### LISTED ENTRIES:

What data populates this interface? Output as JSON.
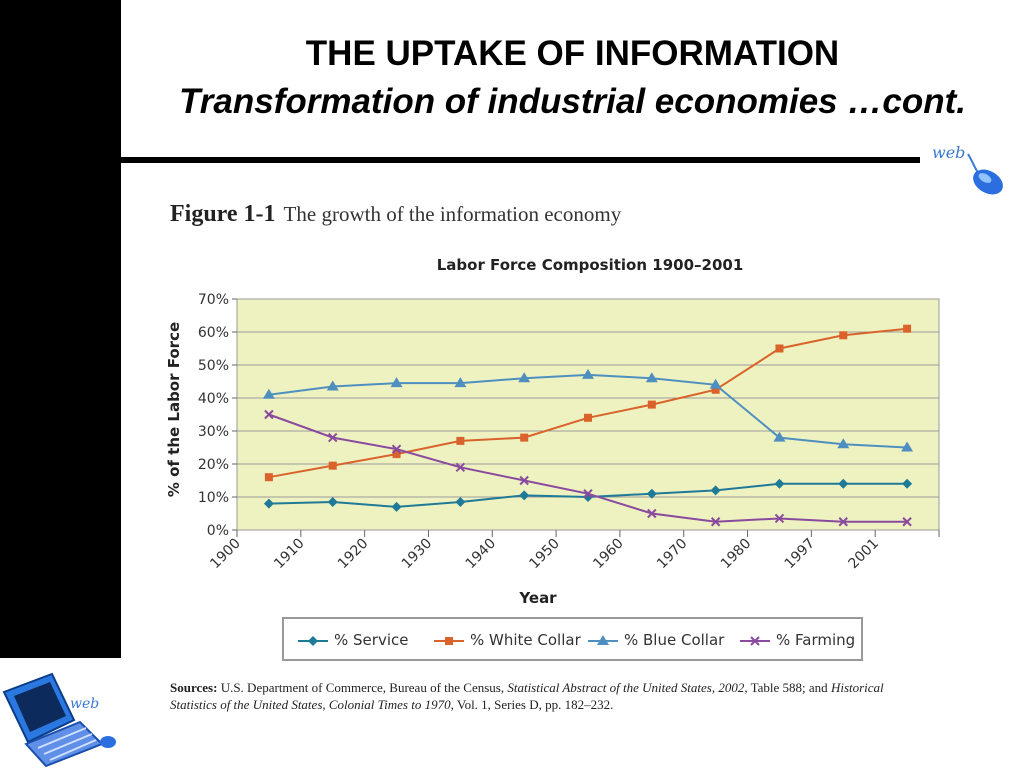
{
  "slide": {
    "title": "THE UPTAKE OF INFORMATION",
    "subtitle": "Transformation of industrial economies …cont."
  },
  "figure": {
    "number": "Figure 1-1",
    "caption": "The growth of the information economy"
  },
  "sources": {
    "label": "Sources:",
    "text_1": "U.S. Department of Commerce, Bureau of the Census,",
    "italic_1": "Statistical Abstract of the United States, 2002,",
    "text_2": "Table 588; and",
    "italic_2": "Historical Statistics of the United States, Colonial Times to 1970,",
    "text_3": "Vol. 1, Series D, pp. 182–232."
  },
  "colors": {
    "plot_bg": "#eef2c0",
    "service": "#1f7a98",
    "white_collar": "#d9632a",
    "blue_collar": "#4f8fc0",
    "farming": "#8a4a9e"
  },
  "chart_data": {
    "type": "line",
    "title": "Labor Force Composition 1900–2001",
    "xlabel": "Year",
    "ylabel": "% of the Labor Force",
    "categories": [
      "1900",
      "1910",
      "1920",
      "1930",
      "1940",
      "1950",
      "1960",
      "1970",
      "1980",
      "1997",
      "2001"
    ],
    "point_positions": [
      "1900-1910",
      "1910-1920",
      "1920-1930",
      "1930-1940",
      "1940-1950",
      "1950-1960",
      "1960-1970",
      "1970-1980",
      "1980-1997",
      "1997-2001",
      "2001"
    ],
    "yticks": [
      "0%",
      "10%",
      "20%",
      "30%",
      "40%",
      "50%",
      "60%",
      "70%"
    ],
    "ylim": [
      0,
      70
    ],
    "grid": true,
    "legend": "bottom",
    "series": [
      {
        "name": "% Service",
        "marker": "diamond",
        "values": [
          8,
          8.5,
          7,
          8.5,
          10.5,
          10,
          11,
          12,
          14,
          14,
          14
        ]
      },
      {
        "name": "% White Collar",
        "marker": "square",
        "values": [
          16,
          19.5,
          23,
          27,
          28,
          34,
          38,
          42.5,
          55,
          59,
          61
        ]
      },
      {
        "name": "% Blue Collar",
        "marker": "triangle",
        "values": [
          41,
          43.5,
          44.5,
          44.5,
          46,
          47,
          46,
          44,
          28,
          26,
          25
        ]
      },
      {
        "name": "% Farming",
        "marker": "x",
        "values": [
          35,
          28,
          24.5,
          19,
          15,
          11,
          5,
          2.5,
          3.5,
          2.5,
          2.5
        ]
      }
    ]
  }
}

### STATED PROBLEM:
Find all the lines containing "States" in the material, then copy them.

### SOLVED PROBLEM:
    "italic_1": "Statistical Abstract of the United States, 2002,",
    "italic_2": "Historical Statistics of the United States, Colonial Times to 1970,",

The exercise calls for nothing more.